● **EXERCISE DIRECTIONS**:
Every line holding the string "satin" should be gathered.

[Data items]
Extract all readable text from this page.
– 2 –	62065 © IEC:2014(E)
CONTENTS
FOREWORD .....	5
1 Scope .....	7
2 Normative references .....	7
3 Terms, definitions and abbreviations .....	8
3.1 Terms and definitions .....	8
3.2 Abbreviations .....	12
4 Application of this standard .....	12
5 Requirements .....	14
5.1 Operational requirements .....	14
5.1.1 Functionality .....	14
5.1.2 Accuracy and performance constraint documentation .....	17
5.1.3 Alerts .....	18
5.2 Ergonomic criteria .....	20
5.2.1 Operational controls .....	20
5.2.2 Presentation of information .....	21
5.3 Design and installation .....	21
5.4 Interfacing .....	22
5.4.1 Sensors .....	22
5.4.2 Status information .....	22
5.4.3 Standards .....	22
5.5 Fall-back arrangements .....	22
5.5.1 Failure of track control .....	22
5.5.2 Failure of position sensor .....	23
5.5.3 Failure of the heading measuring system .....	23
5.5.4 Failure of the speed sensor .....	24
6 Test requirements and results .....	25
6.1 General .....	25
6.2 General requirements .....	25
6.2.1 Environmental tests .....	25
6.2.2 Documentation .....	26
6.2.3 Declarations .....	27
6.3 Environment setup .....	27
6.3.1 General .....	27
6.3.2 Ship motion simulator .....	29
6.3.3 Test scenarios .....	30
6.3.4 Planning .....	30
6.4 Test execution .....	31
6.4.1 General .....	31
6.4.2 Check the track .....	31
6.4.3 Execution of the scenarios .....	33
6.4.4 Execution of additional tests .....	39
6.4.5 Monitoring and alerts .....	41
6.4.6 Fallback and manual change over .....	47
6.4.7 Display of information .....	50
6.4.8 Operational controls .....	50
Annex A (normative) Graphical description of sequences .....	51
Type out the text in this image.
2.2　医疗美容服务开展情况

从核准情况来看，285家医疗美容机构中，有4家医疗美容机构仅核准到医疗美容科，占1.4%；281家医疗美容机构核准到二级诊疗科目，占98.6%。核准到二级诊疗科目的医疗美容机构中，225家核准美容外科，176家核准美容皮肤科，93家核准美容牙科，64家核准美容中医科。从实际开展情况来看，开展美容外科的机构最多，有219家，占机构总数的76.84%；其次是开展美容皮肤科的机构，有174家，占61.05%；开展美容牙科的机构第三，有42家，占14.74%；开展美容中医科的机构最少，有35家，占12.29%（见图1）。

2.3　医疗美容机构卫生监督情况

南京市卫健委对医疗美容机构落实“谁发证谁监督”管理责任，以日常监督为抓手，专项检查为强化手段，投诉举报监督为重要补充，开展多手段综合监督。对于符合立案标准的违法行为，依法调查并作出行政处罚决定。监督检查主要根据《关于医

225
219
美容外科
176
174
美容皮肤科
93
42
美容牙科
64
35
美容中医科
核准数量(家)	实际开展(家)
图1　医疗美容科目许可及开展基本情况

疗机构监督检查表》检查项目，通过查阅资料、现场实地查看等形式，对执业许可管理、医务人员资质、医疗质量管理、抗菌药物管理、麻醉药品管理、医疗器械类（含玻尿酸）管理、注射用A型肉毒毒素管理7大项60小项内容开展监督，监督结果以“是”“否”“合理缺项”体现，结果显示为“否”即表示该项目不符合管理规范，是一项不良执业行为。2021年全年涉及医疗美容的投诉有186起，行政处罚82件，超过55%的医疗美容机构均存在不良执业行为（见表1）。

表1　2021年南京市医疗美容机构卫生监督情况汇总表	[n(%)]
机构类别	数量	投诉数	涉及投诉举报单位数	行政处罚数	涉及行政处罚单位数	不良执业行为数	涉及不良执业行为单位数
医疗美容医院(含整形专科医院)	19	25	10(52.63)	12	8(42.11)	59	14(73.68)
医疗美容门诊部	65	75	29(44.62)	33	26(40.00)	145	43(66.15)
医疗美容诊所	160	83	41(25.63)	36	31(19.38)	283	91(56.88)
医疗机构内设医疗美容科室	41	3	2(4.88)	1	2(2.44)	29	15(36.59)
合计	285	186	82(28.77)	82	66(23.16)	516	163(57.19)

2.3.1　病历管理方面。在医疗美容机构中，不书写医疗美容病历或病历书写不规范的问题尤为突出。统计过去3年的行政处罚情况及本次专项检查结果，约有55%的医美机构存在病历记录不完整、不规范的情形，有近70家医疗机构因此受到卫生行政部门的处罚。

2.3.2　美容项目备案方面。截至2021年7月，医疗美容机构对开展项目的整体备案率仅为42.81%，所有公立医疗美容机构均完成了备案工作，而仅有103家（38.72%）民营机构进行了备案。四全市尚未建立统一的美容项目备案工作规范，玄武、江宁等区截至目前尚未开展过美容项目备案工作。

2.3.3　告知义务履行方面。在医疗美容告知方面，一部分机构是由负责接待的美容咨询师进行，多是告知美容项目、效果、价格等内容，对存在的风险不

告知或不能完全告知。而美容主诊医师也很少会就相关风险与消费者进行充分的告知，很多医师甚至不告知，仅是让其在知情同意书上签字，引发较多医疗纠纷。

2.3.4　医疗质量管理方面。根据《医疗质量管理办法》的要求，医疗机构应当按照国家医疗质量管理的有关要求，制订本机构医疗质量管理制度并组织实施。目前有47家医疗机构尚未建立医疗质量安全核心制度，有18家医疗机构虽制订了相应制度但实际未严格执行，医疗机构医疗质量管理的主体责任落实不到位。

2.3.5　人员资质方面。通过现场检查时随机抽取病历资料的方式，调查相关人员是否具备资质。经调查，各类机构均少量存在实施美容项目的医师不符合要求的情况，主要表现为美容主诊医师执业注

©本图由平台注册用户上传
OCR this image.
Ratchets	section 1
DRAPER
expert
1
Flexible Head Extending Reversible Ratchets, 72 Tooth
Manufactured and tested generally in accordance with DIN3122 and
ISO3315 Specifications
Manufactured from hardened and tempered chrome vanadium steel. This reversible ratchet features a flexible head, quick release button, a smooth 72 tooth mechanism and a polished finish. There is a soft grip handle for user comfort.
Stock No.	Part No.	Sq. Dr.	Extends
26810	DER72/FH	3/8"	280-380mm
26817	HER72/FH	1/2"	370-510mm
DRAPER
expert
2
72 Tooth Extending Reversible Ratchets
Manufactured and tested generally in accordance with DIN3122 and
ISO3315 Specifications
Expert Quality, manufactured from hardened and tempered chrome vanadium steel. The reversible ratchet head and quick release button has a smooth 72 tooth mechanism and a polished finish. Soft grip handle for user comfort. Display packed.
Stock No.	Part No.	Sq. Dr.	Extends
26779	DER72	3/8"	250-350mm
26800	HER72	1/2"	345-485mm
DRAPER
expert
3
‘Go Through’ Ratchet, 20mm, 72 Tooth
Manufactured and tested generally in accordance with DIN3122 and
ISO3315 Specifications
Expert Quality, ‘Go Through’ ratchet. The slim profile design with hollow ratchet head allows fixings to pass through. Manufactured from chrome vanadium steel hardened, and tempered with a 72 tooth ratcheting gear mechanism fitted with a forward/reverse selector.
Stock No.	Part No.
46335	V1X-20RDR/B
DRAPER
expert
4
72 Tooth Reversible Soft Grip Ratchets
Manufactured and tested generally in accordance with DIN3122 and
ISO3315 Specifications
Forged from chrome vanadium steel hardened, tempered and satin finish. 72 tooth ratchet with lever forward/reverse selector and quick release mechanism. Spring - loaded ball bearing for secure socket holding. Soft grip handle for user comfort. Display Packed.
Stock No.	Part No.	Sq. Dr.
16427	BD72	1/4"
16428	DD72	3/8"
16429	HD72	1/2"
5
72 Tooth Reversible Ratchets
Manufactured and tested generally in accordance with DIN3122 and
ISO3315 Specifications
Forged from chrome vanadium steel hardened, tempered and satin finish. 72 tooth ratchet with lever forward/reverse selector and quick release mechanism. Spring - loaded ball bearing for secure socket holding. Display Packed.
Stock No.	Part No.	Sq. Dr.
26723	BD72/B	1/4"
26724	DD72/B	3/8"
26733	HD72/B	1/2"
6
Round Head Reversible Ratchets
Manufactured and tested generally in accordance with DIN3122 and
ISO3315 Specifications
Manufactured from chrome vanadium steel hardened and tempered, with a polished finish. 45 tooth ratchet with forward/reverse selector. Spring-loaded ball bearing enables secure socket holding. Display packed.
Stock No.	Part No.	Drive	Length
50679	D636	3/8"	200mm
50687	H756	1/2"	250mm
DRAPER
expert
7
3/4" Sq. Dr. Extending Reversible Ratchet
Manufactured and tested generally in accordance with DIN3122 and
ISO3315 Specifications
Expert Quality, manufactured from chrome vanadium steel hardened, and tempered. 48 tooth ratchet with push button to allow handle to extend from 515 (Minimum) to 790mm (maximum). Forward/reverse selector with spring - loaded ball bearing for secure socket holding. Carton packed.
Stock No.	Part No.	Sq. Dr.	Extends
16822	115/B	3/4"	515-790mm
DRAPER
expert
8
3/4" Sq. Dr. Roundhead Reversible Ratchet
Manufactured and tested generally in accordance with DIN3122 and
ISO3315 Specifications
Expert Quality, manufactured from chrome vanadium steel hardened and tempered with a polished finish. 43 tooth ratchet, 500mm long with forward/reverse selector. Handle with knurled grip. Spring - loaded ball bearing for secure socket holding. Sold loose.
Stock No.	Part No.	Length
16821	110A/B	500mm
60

● **IN RESPONSE**:
Forged from chrome vanadium steel hardened, tempered and satin finish. 72 tooth ratchet with lever forward/reverse selector and quick release mechanism. Spring - loaded ball bearing for secure socket holding. Soft grip handle for user comfort. Display Packed.
Forged from chrome vanadium steel hardened, tempered and satin finish. 72 tooth ratchet with lever forward/reverse selector and quick release mechanism. Spring - loaded ball bearing for secure socket holding. Display Packed.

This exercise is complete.